— Start SOURCE RECORDS —

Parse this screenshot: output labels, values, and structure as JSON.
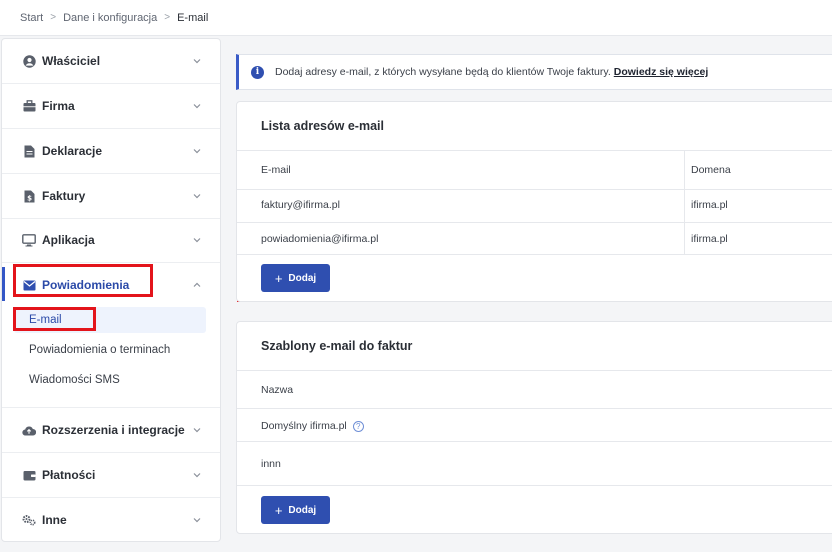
{
  "breadcrumb": {
    "items": [
      "Start",
      "Dane i konfiguracja",
      "E-mail"
    ],
    "separator": ">"
  },
  "sidebar": {
    "items": [
      {
        "label": "Właściciel",
        "icon": "user-circle-icon"
      },
      {
        "label": "Firma",
        "icon": "briefcase-icon"
      },
      {
        "label": "Deklaracje",
        "icon": "document-icon"
      },
      {
        "label": "Faktury",
        "icon": "invoice-icon"
      },
      {
        "label": "Aplikacja",
        "icon": "monitor-icon"
      },
      {
        "label": "Powiadomienia",
        "icon": "envelope-icon",
        "expanded": true
      },
      {
        "label": "Rozszerzenia i integracje",
        "icon": "cloud-upload-icon"
      },
      {
        "label": "Płatności",
        "icon": "wallet-icon"
      },
      {
        "label": "Inne",
        "icon": "gears-icon"
      }
    ],
    "subitems": [
      {
        "label": "E-mail",
        "active": true
      },
      {
        "label": "Powiadomienia o terminach"
      },
      {
        "label": "Wiadomości SMS"
      }
    ]
  },
  "info_banner": {
    "text": "Dodaj adresy e-mail, z których wysyłane będą do klientów Twoje faktury.",
    "link": "Dowiedz się więcej"
  },
  "email_list": {
    "title": "Lista adresów e-mail",
    "columns": [
      "E-mail",
      "Domena"
    ],
    "rows": [
      {
        "email": "faktury@ifirma.pl",
        "domain": "ifirma.pl"
      },
      {
        "email": "powiadomienia@ifirma.pl",
        "domain": "ifirma.pl"
      }
    ],
    "add_button": "Dodaj"
  },
  "templates": {
    "title": "Szablony e-mail do faktur",
    "column": "Nazwa",
    "rows": [
      "Domyślny ifirma.pl",
      "innn"
    ],
    "add_button": "Dodaj"
  },
  "colors": {
    "accent": "#2f4fb0",
    "highlight": "#e3141b"
  }
}
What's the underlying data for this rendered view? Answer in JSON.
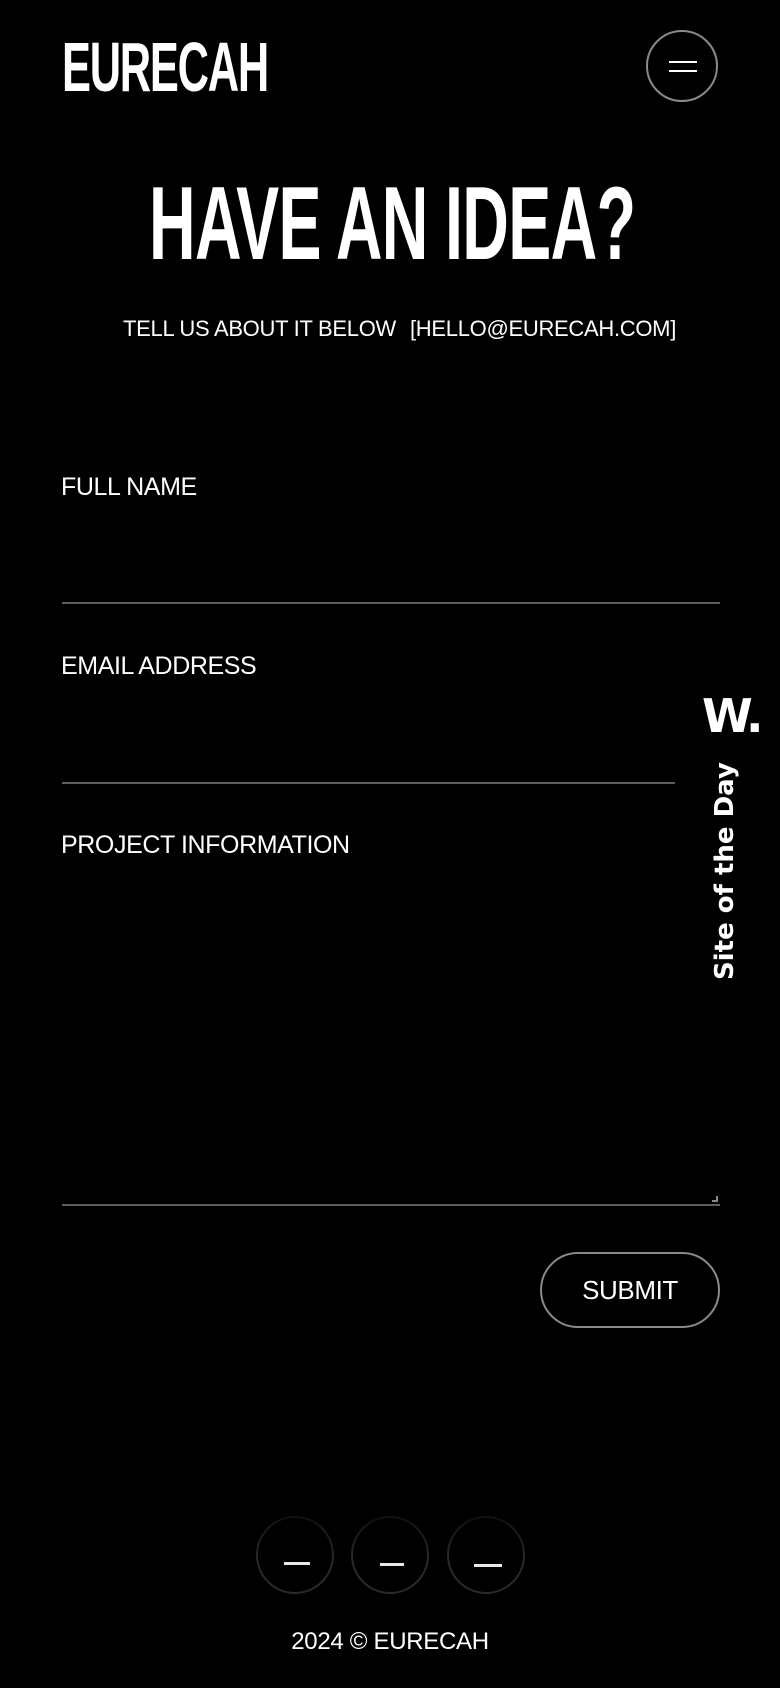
{
  "header": {
    "logo_text": "EURECAH",
    "menu_icon": "hamburger-icon"
  },
  "hero": {
    "headline": "HAVE AN IDEA?",
    "tagline": "TELL US ABOUT IT BELOW",
    "email_link": "[HELLO@EURECAH.COM]"
  },
  "form": {
    "full_name_label": "FULL NAME",
    "full_name_value": "",
    "email_label": "EMAIL ADDRESS",
    "email_value": "",
    "project_label": "PROJECT INFORMATION",
    "project_value": "",
    "submit_label": "SUBMIT"
  },
  "award": {
    "mark": "W.",
    "text": "Site of the Day"
  },
  "footer": {
    "social_icons": [
      "social-icon-1",
      "social-icon-2",
      "social-icon-3"
    ],
    "copyright": "2024 © EURECAH"
  },
  "colors": {
    "background": "#000000",
    "text": "#ffffff",
    "border": "#8a8a8a",
    "underline": "#5e5e5e"
  }
}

— End SOURCE RECORDS —

▶ _WRITTEN REQUEST_: Reproduce every line from the entries that holds the word "JSON".

▶ _RESULT OF THE TASK_:
Parse this screenshot: output labels, values, and structure as JSON.
What's the underlying data for this rendered view? Answer in JSON.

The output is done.